Stored items from a collection:
■ ■ ■ ■
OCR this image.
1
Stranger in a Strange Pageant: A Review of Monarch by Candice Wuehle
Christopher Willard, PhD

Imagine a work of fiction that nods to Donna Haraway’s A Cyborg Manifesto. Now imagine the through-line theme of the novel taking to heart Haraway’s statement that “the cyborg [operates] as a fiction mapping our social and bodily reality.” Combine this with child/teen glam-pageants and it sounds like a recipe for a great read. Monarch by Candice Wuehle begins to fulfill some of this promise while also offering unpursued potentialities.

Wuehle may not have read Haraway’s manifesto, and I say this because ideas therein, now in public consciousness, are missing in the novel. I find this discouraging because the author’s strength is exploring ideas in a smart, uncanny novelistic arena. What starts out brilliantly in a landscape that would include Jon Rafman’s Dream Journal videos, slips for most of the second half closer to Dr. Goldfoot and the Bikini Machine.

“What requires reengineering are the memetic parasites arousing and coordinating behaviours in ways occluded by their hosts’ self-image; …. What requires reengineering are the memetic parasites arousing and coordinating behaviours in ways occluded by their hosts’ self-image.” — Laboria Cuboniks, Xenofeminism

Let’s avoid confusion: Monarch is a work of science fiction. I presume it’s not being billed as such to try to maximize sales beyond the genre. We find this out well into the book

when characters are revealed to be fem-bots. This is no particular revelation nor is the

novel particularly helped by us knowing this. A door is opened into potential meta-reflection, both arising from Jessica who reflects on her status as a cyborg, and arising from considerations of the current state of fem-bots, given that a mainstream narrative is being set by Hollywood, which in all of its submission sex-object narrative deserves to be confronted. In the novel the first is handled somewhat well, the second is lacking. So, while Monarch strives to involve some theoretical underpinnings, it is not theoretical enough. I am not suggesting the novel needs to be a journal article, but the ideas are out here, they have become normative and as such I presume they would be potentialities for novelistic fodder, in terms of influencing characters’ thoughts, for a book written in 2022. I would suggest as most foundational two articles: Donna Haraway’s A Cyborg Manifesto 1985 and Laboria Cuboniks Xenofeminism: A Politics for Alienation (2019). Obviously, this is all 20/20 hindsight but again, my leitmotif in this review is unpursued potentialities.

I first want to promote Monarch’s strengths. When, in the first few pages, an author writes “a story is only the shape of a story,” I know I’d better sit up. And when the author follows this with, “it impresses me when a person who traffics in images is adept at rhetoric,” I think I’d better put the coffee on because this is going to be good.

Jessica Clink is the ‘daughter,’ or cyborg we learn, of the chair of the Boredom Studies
■ ■ ■ ■
**INSTRUCTION:** Copy out the whole listing exactly.

**FULL SOLUTION:**
OCR this image.
1
Stranger in a Strange Pageant: A Review of Monarch by Candice Wuehle
Christopher Willard, PhD

Imagine a work of fiction that nods to Donna Haraway’s A Cyborg Manifesto. Now imagine the through-line theme of the novel taking to heart Haraway’s statement that “the cyborg [operates] as a fiction mapping our social and bodily reality.” Combine this with child/teen glam-pageants and it sounds like a recipe for a great read. Monarch by Candice Wuehle begins to fulfill some of this promise while also offering unpursued potentialities.

Wuehle may not have read Haraway’s manifesto, and I say this because ideas therein, now in public consciousness, are missing in the novel. I find this discouraging because the author’s strength is exploring ideas in a smart, uncanny novelistic arena. What starts out brilliantly in a landscape that would include Jon Rafman’s Dream Journal videos, slips for most of the second half closer to Dr. Goldfoot and the Bikini Machine.

“What requires reengineering are the memetic parasites arousing and coordinating behaviours in ways occluded by their hosts’ self-image; …. What requires reengineering are the memetic parasites arousing and coordinating behaviours in ways occluded by their hosts’ self-image.” — Laboria Cuboniks, Xenofeminism

Let’s avoid confusion: Monarch is a work of science fiction. I presume it’s not being billed as such to try to maximize sales beyond the genre. We find this out well into the book

when characters are revealed to be fem-bots. This is no particular revelation nor is the

novel particularly helped by us knowing this. A door is opened into potential meta-reflection, both arising from Jessica who reflects on her status as a cyborg, and arising from considerations of the current state of fem-bots, given that a mainstream narrative is being set by Hollywood, which in all of its submission sex-object narrative deserves to be confronted. In the novel the first is handled somewhat well, the second is lacking. So, while Monarch strives to involve some theoretical underpinnings, it is not theoretical enough. I am not suggesting the novel needs to be a journal article, but the ideas are out here, they have become normative and as such I presume they would be potentialities for novelistic fodder, in terms of influencing characters’ thoughts, for a book written in 2022. I would suggest as most foundational two articles: Donna Haraway’s A Cyborg Manifesto 1985 and Laboria Cuboniks Xenofeminism: A Politics for Alienation (2019). Obviously, this is all 20/20 hindsight but again, my leitmotif in this review is unpursued potentialities.

I first want to promote Monarch’s strengths. When, in the first few pages, an author writes “a story is only the shape of a story,” I know I’d better sit up. And when the author follows this with, “it impresses me when a person who traffics in images is adept at rhetoric,” I think I’d better put the coffee on because this is going to be good.

Jessica Clink is the ‘daughter,’ or cyborg we learn, of the chair of the Boredom Studies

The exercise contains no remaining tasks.